» PROBLEM DESCRIPTION:
Quote the whole listing word for word, please.

# # # #

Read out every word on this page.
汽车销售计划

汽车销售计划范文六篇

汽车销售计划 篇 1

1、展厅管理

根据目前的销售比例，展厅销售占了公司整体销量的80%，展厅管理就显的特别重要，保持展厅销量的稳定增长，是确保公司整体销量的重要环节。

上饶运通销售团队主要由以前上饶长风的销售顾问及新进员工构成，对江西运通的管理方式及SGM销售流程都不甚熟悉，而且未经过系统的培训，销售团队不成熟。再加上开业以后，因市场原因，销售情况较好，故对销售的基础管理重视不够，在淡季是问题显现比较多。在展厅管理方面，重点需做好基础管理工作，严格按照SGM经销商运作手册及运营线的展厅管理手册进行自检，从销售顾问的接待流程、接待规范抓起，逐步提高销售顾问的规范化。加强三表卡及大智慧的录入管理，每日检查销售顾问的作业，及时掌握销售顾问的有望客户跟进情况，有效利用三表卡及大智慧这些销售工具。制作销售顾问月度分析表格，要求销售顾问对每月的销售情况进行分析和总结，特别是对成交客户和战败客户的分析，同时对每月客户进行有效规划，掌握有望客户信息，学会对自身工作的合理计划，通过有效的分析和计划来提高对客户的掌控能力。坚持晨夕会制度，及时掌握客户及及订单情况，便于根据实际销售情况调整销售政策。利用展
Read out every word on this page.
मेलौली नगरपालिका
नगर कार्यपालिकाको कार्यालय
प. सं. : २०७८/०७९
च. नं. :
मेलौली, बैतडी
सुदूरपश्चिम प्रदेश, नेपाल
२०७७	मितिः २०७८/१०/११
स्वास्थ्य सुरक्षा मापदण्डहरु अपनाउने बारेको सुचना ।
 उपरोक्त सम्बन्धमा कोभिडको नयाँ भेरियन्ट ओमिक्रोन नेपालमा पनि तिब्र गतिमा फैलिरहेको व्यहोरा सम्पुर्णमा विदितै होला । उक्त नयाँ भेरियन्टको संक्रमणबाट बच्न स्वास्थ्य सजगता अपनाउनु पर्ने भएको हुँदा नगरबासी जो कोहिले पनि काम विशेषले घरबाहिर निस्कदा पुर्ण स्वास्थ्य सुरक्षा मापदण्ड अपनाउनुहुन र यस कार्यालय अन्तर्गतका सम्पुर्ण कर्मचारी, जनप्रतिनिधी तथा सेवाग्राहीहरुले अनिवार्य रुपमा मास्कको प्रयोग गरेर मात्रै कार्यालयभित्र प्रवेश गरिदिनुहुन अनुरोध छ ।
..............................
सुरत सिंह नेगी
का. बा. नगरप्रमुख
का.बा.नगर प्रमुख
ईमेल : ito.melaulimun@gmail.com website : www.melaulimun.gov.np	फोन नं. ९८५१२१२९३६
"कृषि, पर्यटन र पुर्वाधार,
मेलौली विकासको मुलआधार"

# # # #

» REPLY:
Read out every word on this page.
汽车销售计划

汽车销售计划范文六篇

汽车销售计划 篇 1

1、展厅管理

根据目前的销售比例，展厅销售占了公司整体销量的80%，展厅管理就显的特别重要，保持展厅销量的稳定增长，是确保公司整体销量的重要环节。

上饶运通销售团队主要由以前上饶长风的销售顾问及新进员工构成，对江西运通的管理方式及SGM销售流程都不甚熟悉，而且未经过系统的培训，销售团队不成熟。再加上开业以后，因市场原因，销售情况较好，故对销售的基础管理重视不够，在淡季是问题显现比较多。在展厅管理方面，重点需做好基础管理工作，严格按照SGM经销商运作手册及运营线的展厅管理手册进行自检，从销售顾问的接待流程、接待规范抓起，逐步提高销售顾问的规范化。加强三表卡及大智慧的录入管理，每日检查销售顾问的作业，及时掌握销售顾问的有望客户跟进情况，有效利用三表卡及大智慧这些销售工具。制作销售顾问月度分析表格，要求销售顾问对每月的销售情况进行分析和总结，特别是对成交客户和战败客户的分析，同时对每月客户进行有效规划，掌握有望客户信息，学会对自身工作的合理计划，通过有效的分析和计划来提高对客户的掌控能力。坚持晨夕会制度，及时掌握客户及及订单情况，便于根据实际销售情况调整销售政策。利用展
Read out every word on this page.
मेलौली नगरपालिका
नगर कार्यपालिकाको कार्यालय
प. सं. : २०७८/०७९
च. नं. :
मेलौली, बैतडी
सुदूरपश्चिम प्रदेश, नेपाल
२०७७	मितिः २०७८/१०/११
स्वास्थ्य सुरक्षा मापदण्डहरु अपनाउने बारेको सुचना ।
 उपरोक्त सम्बन्धमा कोभिडको नयाँ भेरियन्ट ओमिक्रोन नेपालमा पनि तिब्र गतिमा फैलिरहेको व्यहोरा सम्पुर्णमा विदितै होला । उक्त नयाँ भेरियन्टको संक्रमणबाट बच्न स्वास्थ्य सजगता अपनाउनु पर्ने भएको हुँदा नगरबासी जो कोहिले पनि काम विशेषले घरबाहिर निस्कदा पुर्ण स्वास्थ्य सुरक्षा मापदण्ड अपनाउनुहुन र यस कार्यालय अन्तर्गतका सम्पुर्ण कर्मचारी, जनप्रतिनिधी तथा सेवाग्राहीहरुले अनिवार्य रुपमा मास्कको प्रयोग गरेर मात्रै कार्यालयभित्र प्रवेश गरिदिनुहुन अनुरोध छ ।
..............................
सुरत सिंह नेगी
का. बा. नगरप्रमुख
का.बा.नगर प्रमुख
ईमेल : ito.melaulimun@gmail.com website : www.melaulimun.gov.np	फोन नं. ९८५१२१२९३६
"कृषि, पर्यटन र पुर्वाधार,
मेलौली विकासको मुलआधार"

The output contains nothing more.